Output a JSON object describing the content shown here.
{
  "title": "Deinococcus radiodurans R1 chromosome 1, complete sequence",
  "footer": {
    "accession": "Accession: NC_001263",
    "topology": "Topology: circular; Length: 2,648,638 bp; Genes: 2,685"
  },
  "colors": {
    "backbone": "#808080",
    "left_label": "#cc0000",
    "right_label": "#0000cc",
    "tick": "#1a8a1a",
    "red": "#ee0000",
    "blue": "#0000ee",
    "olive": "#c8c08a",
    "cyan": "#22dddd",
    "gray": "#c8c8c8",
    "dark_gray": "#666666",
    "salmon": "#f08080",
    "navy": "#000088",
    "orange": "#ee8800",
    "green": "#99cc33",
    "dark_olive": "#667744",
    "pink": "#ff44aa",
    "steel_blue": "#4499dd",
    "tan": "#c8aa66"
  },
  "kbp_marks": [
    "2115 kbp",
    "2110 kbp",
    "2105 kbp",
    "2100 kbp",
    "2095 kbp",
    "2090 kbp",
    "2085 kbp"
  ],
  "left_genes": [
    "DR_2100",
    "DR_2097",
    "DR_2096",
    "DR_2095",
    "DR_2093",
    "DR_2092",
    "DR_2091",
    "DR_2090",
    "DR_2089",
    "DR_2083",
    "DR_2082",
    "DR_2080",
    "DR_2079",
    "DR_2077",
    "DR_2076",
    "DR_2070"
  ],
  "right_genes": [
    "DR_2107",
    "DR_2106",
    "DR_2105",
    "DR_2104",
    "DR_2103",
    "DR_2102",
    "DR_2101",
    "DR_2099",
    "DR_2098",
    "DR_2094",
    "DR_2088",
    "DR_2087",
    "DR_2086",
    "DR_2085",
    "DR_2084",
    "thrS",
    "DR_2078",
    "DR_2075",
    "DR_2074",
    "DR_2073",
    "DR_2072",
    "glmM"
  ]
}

------------------------------------------------------------------------

*WORK TO COMPLETE*: Nothing should be left out. Reproduce all the entries precisely.

*EXERCISE ANSWER*:
Output a JSON object describing the content shown here.
{
  "title": "Deinococcus radiodurans R1 chromosome 1, complete sequence",
  "footer": {
    "accession": "Accession: NC_001263",
    "topology": "Topology: circular; Length: 2,648,638 bp; Genes: 2,685"
  },
  "colors": {
    "backbone": "#808080",
    "left_label": "#cc0000",
    "right_label": "#0000cc",
    "tick": "#1a8a1a",
    "red": "#ee0000",
    "blue": "#0000ee",
    "olive": "#c8c08a",
    "cyan": "#22dddd",
    "gray": "#c8c8c8",
    "dark_gray": "#666666",
    "salmon": "#f08080",
    "navy": "#000088",
    "orange": "#ee8800",
    "green": "#99cc33",
    "dark_olive": "#667744",
    "pink": "#ff44aa",
    "steel_blue": "#4499dd",
    "tan": "#c8aa66"
  },
  "kbp_marks": [
    "2115 kbp",
    "2110 kbp",
    "2105 kbp",
    "2100 kbp",
    "2095 kbp",
    "2090 kbp",
    "2085 kbp"
  ],
  "left_genes": [
    "DR_2100",
    "DR_2097",
    "DR_2096",
    "DR_2095",
    "DR_2093",
    "DR_2092",
    "DR_2091",
    "DR_2090",
    "DR_2089",
    "DR_2083",
    "DR_2082",
    "DR_2080",
    "DR_2079",
    "DR_2077",
    "DR_2076",
    "DR_2070"
  ],
  "right_genes": [
    "DR_2107",
    "DR_2106",
    "DR_2105",
    "DR_2104",
    "DR_2103",
    "DR_2102",
    "DR_2101",
    "DR_2099",
    "DR_2098",
    "DR_2094",
    "DR_2088",
    "DR_2087",
    "DR_2086",
    "DR_2085",
    "DR_2084",
    "thrS",
    "DR_2078",
    "DR_2075",
    "DR_2074",
    "DR_2073",
    "DR_2072",
    "glmM"
  ]
}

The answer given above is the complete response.